| Extracted records |
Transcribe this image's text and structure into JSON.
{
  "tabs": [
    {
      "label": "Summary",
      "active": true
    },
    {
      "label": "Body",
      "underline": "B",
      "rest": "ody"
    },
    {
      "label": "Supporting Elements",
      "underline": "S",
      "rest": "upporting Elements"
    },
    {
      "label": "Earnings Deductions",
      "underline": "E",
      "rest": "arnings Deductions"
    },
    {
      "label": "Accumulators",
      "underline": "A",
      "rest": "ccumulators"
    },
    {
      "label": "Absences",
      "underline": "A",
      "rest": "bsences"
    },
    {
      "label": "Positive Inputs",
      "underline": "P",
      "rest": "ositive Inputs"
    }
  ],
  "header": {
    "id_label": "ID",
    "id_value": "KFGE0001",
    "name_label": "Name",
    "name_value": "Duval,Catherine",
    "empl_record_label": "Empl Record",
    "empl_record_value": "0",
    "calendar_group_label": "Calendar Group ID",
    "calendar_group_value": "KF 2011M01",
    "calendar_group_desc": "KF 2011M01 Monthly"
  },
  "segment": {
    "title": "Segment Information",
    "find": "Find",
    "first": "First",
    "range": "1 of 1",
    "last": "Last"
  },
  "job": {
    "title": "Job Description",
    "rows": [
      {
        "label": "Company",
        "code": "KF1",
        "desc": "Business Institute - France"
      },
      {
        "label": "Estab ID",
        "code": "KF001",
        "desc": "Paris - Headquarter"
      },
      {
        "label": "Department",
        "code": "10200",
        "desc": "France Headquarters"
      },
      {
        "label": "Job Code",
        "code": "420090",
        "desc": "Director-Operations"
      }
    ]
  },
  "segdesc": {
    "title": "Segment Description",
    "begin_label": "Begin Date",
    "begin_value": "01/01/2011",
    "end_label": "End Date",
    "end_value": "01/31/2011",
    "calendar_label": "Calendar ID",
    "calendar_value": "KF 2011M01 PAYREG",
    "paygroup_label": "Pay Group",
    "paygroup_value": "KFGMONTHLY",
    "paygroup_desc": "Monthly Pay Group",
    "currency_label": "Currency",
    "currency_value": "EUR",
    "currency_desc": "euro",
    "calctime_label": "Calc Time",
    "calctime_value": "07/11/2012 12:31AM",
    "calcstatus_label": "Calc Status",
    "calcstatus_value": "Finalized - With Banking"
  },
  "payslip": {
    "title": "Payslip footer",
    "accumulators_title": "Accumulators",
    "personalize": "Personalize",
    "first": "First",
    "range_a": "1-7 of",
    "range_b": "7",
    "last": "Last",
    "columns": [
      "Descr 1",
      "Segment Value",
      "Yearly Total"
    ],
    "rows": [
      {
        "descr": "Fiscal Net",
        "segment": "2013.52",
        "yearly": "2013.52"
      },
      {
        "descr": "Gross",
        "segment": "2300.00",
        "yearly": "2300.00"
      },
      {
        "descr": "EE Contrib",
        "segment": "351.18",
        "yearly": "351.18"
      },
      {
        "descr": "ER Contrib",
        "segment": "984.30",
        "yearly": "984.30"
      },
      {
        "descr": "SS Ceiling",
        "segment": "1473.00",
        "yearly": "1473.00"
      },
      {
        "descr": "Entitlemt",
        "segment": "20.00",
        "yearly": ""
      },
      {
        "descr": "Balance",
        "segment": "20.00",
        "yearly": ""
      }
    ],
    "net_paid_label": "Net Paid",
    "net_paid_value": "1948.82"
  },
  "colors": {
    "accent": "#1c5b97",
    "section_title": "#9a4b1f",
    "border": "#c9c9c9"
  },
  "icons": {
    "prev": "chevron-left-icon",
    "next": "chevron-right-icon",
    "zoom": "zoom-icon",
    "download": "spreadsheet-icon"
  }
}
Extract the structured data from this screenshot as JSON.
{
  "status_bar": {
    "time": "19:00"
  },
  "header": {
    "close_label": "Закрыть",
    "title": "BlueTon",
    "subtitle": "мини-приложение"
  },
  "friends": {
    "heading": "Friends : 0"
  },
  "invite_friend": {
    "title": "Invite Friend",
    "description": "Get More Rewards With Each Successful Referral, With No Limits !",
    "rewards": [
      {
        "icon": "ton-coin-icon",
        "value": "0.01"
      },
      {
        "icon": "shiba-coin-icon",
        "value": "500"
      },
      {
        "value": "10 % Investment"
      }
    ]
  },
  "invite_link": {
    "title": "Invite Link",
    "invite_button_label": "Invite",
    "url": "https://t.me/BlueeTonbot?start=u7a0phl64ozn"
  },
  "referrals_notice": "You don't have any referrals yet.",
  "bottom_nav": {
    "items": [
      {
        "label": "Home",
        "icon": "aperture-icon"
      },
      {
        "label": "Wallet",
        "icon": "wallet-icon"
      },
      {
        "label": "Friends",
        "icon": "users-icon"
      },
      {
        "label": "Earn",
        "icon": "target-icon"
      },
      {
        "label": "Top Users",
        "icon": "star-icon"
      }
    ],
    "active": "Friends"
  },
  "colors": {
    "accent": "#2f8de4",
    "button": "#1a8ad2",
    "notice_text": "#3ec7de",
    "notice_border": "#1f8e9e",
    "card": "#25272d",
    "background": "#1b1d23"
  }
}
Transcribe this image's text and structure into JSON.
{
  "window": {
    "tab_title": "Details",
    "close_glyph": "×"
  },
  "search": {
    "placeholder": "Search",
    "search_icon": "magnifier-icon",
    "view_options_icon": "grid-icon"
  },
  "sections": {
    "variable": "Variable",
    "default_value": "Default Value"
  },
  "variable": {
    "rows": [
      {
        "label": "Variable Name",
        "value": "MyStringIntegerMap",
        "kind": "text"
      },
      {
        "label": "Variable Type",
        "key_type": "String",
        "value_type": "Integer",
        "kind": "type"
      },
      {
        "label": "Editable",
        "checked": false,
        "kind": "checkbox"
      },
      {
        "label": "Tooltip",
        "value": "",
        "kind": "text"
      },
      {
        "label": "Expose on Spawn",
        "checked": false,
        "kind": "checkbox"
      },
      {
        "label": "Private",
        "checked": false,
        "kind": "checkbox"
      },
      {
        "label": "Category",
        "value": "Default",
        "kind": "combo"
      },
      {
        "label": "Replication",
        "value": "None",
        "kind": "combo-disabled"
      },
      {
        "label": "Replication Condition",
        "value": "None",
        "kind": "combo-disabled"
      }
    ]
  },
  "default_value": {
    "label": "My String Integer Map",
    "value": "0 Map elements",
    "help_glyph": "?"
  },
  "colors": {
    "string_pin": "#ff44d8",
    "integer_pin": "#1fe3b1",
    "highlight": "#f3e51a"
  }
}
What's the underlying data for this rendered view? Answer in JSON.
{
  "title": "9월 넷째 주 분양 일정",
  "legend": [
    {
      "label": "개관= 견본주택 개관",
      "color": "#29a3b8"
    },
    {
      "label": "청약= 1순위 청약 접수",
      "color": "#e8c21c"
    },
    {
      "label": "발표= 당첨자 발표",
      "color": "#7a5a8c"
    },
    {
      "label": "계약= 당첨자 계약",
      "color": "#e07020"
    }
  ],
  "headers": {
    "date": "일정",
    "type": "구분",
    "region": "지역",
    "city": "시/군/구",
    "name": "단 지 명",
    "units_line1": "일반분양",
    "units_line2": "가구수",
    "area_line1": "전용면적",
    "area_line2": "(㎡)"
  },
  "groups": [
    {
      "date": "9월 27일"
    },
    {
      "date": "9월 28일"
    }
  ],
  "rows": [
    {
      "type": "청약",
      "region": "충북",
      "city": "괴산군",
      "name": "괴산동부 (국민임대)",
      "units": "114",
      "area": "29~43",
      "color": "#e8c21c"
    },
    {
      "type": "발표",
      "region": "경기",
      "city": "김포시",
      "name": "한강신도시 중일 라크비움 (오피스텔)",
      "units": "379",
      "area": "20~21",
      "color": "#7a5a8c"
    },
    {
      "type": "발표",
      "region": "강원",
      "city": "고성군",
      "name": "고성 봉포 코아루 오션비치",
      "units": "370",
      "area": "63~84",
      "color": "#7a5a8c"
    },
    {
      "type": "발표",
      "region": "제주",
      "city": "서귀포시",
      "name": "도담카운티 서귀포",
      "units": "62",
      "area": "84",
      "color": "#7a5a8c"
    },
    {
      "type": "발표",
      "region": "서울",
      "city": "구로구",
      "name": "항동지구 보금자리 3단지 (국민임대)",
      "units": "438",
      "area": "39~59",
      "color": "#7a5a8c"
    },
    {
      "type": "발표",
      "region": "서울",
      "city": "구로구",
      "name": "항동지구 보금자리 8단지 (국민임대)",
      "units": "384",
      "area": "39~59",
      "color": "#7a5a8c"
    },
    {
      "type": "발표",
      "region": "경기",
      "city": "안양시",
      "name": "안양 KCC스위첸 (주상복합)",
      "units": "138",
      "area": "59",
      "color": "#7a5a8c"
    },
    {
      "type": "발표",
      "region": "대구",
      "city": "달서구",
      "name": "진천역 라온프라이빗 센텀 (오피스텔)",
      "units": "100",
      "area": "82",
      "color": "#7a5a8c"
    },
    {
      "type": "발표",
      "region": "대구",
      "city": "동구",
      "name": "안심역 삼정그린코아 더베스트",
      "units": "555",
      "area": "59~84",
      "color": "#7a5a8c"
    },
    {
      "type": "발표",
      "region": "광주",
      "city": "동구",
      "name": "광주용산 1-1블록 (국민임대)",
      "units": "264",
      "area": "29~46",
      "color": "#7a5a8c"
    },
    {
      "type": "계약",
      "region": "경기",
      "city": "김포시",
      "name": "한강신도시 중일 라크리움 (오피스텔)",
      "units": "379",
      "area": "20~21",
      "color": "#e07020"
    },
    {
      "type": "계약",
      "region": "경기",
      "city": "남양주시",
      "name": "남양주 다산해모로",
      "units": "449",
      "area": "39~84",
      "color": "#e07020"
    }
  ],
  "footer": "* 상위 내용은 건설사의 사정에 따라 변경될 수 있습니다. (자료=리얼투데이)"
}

| INSTRUCTIONS TO FOLLOW |
Tally the lines of the records holding the word "항동지구", then give only the resulting number.

| TASK RESPONSE |
2